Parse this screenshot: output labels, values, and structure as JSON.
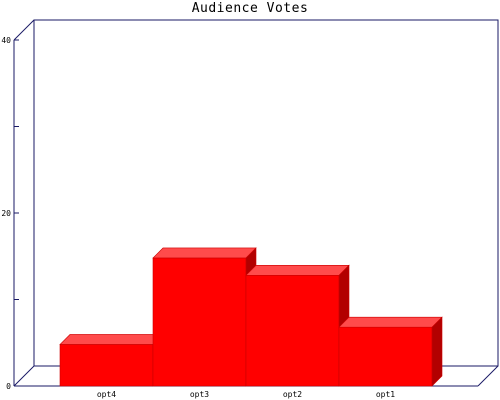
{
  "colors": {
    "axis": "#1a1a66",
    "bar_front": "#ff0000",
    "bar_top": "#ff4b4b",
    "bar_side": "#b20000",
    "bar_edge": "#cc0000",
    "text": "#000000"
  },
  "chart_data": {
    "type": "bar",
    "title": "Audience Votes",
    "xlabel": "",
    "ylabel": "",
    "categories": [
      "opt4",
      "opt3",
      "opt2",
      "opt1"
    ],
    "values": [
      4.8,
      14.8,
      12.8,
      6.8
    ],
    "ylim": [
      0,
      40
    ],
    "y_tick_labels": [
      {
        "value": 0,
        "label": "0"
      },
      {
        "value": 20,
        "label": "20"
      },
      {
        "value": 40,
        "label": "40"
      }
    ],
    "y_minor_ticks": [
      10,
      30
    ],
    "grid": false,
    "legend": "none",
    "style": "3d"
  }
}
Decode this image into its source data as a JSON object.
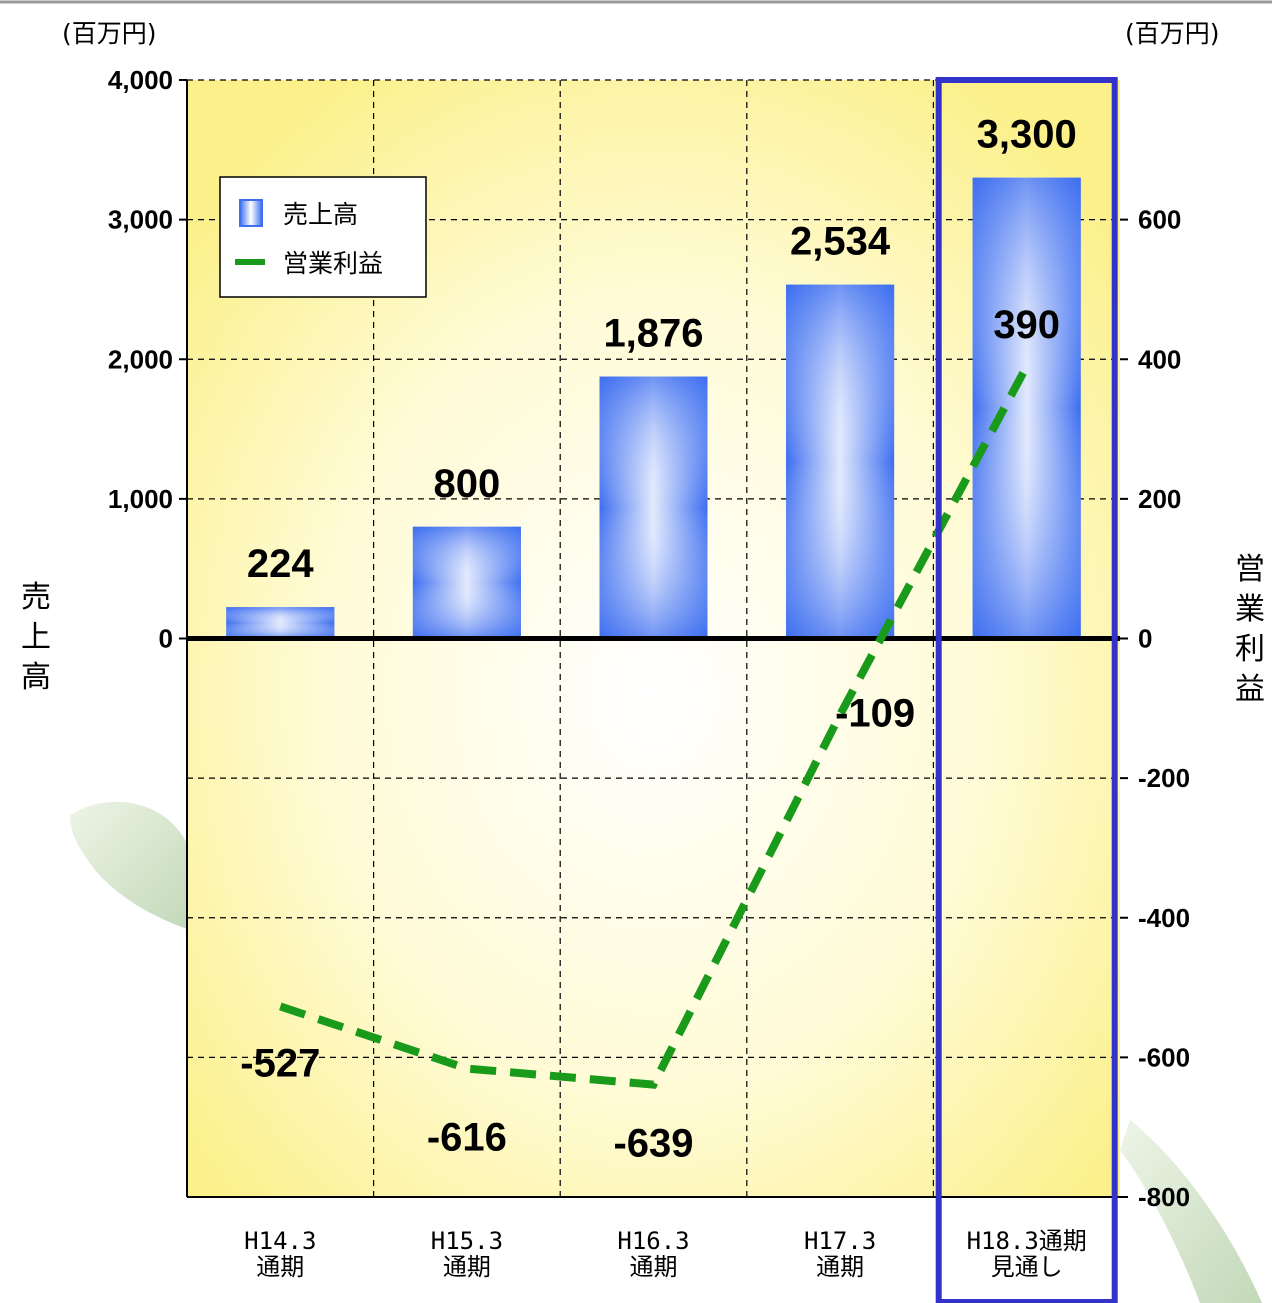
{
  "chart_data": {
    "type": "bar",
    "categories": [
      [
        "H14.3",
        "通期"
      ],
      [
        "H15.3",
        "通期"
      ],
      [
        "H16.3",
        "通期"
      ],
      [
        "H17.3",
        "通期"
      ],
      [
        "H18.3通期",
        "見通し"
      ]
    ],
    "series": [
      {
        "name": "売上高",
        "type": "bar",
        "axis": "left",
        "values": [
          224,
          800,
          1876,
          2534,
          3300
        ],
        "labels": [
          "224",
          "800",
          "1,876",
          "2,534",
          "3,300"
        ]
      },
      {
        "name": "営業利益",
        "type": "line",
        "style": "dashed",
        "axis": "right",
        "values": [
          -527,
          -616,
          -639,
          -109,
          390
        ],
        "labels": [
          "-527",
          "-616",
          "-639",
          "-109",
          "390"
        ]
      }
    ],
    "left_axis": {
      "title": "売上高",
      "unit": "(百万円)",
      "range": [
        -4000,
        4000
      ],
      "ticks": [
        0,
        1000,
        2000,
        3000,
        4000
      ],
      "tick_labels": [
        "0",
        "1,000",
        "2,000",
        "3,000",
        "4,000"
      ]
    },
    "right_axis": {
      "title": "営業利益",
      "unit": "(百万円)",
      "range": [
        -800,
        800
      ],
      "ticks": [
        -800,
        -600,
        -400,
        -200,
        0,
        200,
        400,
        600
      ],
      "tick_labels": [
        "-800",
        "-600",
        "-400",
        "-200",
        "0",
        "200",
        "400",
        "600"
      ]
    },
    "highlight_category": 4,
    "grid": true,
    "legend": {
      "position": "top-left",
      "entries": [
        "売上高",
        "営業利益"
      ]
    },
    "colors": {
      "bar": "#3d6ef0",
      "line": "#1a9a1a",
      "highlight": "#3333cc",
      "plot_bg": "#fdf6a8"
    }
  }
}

--

### GIVEN PROBLEM
Give only a number: how many lines of the data hold the string "title"?

### TASK RESULT
3